> Parts of the exercise:
• 1. In the passage about Radnóti's Bor Notebook, when was the mass grave opened?
• 2. Copy the part of the passage about Radnóti's Bor Notebook between "On our site" and "as memory’s nobles!", inclusive.

> Exercise passage:
____

The Fourth Razglednica foretelling the death of the poet. It was written on 31 October, four days before Radnóti’s death, on a separate paper, the reverse of a cod-liver oil can’s label.

On 4 November, when Radnóti and twenty-one of his fellow captives were killed near to Abda by the soldiers accompanying them, the notebook was buried with him. It laid under earth more than one and half year. When the mass grave was opened in late June 1946, the text of those five poems that had been also handed over in separate copies to Radnóti’s companions were already rather blurred. However, the other five poems that have survived only in the Bor Notebook are perfectly legible.

Radnóti, as if he foresaw his own fate, wrote a request in five languages to the future finder of the notebook to forward it to the address of his friend in Budapest. As we proceed from top to bottom, the text is less and less readable. The English version has been reconstructed now for the first time.

On our site of the Radnóti bequest preserved in the Library of the Hungarian Academy of Sciences that was solemnly presented yesterday to the press, the Bor Notebook received a separate chapter. We have published its complete facsimile, the high resolution pictures of each page, the transcription of the poems from the modern Hungarian edition as well as from Emery George’s English translation, and wherever it was available also the images of the manuscript versions taken home by Radnóti’s fellow captives. And the manuscript of the poem A la recherche – perhaps the most beautiful poem of Radnóti, his very last retrospection on his life – stands behind all the pages of the Bor Notebook as well as of the whole site.

A la recherche

Evenings, gentle and old, you return as memory’s nobles!
Gleaming table, crowned as by laurels with poets and young wives,
where are you sliding on marshes of irretrievable hours?
Where are the nights when exuberant friends were cheerfully drinking
auvergnat gris out of bright-eyed, thin-stemmed, delicate glasses?

Lines of verse swam high round the light of the lamps, with bright green
epithets bobbing up-down foaming crests of the meter;
those now dead were alive and the prisoners, still at home; those
vanished, dear friends, long since fallen, were writing their poems;
on their hearts the Ukraine, the soil of Spain, or of Flanders.

____

Extracted records:

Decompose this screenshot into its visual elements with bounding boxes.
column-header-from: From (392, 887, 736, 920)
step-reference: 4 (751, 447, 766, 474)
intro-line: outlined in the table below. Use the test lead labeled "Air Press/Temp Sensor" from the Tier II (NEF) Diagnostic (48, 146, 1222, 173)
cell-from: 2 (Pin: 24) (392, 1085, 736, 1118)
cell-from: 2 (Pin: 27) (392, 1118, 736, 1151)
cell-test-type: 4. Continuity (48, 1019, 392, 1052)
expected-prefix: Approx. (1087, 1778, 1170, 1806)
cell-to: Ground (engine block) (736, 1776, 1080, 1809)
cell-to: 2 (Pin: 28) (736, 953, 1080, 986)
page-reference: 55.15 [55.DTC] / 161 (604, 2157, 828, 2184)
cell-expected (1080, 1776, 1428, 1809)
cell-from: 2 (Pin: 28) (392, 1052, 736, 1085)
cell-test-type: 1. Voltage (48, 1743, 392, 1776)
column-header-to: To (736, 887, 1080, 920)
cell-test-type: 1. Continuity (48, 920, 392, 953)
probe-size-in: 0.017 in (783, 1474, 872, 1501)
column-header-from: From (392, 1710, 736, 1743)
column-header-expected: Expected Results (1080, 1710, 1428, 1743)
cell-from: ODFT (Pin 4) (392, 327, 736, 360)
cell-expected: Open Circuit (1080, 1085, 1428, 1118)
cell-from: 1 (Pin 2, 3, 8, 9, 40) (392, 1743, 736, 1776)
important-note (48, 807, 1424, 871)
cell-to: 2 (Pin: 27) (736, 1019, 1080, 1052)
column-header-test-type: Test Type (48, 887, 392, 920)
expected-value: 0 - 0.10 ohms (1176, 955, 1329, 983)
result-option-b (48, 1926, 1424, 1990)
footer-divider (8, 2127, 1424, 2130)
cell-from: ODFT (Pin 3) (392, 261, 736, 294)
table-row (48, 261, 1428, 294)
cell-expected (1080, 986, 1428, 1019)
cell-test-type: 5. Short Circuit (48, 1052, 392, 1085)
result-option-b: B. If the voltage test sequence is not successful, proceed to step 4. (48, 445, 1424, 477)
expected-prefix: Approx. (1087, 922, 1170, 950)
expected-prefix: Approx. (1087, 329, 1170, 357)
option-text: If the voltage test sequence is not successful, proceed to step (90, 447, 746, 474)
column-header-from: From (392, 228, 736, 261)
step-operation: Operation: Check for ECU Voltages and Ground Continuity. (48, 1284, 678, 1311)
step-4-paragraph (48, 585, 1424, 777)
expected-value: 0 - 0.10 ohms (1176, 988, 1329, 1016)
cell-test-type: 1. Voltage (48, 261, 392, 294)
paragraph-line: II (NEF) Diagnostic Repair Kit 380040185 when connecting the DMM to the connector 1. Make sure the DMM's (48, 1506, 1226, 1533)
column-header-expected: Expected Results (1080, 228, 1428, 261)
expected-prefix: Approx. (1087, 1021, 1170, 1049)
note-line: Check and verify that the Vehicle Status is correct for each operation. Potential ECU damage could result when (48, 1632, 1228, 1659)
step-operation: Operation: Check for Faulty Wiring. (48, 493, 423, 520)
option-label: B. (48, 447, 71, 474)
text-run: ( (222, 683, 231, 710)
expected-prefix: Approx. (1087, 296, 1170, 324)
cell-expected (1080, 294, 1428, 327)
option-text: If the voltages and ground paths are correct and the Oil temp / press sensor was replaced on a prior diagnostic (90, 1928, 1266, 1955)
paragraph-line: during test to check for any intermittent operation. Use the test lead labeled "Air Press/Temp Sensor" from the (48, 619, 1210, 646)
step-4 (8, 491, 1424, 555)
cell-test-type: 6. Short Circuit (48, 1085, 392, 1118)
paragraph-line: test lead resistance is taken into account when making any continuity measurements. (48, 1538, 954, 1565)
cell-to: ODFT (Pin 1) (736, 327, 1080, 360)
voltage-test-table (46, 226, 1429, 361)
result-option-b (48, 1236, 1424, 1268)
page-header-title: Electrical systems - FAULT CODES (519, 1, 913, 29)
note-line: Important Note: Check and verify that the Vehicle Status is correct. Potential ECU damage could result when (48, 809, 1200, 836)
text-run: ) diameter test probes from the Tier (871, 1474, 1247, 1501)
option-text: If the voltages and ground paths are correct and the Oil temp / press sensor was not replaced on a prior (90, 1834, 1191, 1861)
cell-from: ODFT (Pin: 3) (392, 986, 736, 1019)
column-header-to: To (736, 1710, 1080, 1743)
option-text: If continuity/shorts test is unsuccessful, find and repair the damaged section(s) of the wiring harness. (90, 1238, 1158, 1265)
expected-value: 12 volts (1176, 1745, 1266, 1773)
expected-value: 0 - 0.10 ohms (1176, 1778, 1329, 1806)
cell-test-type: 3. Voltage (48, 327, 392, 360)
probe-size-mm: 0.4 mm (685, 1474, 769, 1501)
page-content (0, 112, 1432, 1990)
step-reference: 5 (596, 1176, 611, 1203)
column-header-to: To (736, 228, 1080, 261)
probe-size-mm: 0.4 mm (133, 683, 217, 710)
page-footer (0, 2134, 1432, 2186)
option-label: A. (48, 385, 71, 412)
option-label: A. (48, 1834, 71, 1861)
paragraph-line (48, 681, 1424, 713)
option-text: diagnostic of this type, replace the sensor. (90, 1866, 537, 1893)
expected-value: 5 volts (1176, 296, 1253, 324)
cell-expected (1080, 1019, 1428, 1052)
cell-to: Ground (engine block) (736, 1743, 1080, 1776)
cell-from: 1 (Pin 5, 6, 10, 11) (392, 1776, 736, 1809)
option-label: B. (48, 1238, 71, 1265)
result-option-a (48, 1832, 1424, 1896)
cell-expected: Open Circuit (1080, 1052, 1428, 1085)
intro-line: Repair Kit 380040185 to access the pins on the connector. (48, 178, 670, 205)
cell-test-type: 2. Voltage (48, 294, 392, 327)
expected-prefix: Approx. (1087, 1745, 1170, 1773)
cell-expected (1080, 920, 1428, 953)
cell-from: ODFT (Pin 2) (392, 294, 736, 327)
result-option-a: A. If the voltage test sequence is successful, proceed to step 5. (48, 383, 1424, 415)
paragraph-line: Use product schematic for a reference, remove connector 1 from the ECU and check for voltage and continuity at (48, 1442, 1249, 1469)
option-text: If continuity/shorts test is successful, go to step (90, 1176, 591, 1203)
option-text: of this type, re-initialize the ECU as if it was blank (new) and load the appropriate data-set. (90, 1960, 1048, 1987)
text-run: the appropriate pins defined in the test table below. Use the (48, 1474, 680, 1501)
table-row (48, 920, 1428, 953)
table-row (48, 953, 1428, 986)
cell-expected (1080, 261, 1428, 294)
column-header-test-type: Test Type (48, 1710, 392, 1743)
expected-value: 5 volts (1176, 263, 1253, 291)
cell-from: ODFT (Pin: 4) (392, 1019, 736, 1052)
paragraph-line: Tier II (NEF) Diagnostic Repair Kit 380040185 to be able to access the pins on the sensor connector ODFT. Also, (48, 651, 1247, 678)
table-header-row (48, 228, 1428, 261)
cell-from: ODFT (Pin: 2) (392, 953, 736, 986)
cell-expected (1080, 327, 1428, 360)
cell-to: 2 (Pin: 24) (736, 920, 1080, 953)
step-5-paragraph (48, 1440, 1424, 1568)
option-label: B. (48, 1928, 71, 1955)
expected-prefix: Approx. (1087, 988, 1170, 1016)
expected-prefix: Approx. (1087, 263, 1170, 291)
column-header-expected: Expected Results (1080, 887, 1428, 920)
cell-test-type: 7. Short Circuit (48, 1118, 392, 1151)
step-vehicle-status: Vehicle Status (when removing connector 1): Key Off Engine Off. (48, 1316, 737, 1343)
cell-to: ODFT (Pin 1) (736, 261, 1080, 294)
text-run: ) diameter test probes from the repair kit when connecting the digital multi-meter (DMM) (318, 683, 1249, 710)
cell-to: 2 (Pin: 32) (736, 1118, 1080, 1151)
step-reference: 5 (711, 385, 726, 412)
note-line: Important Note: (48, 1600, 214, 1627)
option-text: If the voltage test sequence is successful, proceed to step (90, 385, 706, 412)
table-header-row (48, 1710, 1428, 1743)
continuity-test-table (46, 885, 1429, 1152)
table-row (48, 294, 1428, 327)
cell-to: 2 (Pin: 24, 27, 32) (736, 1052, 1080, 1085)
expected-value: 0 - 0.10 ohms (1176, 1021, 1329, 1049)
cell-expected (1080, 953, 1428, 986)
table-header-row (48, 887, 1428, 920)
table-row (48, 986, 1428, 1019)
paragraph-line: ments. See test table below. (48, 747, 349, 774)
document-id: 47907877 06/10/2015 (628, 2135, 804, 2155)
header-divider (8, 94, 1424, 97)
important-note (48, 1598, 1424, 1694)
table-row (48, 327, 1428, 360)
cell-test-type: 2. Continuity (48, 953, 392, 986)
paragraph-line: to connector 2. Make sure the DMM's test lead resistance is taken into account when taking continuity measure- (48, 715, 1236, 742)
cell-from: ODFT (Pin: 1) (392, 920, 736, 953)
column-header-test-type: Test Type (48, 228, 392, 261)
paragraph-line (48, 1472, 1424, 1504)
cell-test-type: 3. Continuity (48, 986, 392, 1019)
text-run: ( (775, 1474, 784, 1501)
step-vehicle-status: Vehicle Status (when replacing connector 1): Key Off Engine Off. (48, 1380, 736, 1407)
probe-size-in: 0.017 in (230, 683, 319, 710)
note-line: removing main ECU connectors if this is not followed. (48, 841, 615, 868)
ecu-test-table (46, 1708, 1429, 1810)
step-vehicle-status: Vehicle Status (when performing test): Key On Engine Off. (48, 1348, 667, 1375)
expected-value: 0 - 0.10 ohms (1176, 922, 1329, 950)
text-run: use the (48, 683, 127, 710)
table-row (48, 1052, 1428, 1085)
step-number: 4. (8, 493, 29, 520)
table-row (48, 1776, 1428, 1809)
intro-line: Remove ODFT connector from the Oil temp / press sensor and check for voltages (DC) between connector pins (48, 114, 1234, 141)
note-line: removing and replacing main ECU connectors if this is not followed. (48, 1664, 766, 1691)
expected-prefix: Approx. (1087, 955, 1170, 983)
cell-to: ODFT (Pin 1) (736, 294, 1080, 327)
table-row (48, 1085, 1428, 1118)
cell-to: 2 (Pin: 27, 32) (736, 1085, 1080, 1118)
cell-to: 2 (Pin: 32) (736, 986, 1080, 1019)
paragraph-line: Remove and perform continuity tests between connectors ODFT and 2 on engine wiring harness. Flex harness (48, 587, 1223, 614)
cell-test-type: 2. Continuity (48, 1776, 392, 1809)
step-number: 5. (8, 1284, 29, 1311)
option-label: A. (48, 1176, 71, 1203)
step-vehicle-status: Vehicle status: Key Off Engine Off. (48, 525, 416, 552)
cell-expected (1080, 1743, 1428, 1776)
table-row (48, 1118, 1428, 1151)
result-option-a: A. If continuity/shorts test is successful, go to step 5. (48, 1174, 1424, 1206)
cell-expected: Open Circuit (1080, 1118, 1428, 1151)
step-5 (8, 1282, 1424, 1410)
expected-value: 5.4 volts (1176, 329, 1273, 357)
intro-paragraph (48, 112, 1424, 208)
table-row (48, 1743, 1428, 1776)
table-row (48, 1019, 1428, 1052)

____

> Per-task outputs:
• 1. In late June 1946.

• 2.
On our site of the Radnóti bequest preserved in the Library of the Hungarian Academy of Sciences that was solemnly presented yesterday to the press, the Bor Notebook received a separate chapter. We have published its complete facsimile, the high resolution pictures of each page, the transcription of the poems from the modern Hungarian edition as well as from Emery George’s English translation, and wherever it was available also the images of the manuscript versions taken home by Radnóti’s fellow captives. And the manuscript of the poem A la recherche – perhaps the most beautiful poem of Radnóti, his very last retrospection on his life – stands behind all the pages of the Bor Notebook as well as of the whole site.

A la recherche

Evenings, gentle and old, you return as memory’s nobles!